* _Task prompt_
Emit the entire listing verbatim.

* _Data for this exercise_
● ● ● ● ● ● ●

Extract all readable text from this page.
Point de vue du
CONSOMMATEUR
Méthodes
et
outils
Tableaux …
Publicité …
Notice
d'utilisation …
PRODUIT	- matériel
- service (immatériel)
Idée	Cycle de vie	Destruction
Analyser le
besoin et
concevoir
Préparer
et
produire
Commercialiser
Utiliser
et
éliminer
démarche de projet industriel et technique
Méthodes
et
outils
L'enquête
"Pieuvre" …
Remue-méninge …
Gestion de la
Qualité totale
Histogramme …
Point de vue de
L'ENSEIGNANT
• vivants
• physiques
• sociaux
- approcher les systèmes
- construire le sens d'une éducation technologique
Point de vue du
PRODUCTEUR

● ● ● ● ● ● ●

* _Correct result_
Extract all readable text from this page.
Point de vue du
CONSOMMATEUR
Méthodes
et
outils
Tableaux …
Publicité …
Notice
d'utilisation …
PRODUIT	- matériel
- service (immatériel)
Idée	Cycle de vie	Destruction
Analyser le
besoin et
concevoir
Préparer
et
produire
Commercialiser
Utiliser
et
éliminer
démarche de projet industriel et technique
Méthodes
et
outils
L'enquête
"Pieuvre" …
Remue-méninge …
Gestion de la
Qualité totale
Histogramme …
Point de vue de
L'ENSEIGNANT
• vivants
• physiques
• sociaux
- approcher les systèmes
- construire le sens d'une éducation technologique
Point de vue du
PRODUCTEUR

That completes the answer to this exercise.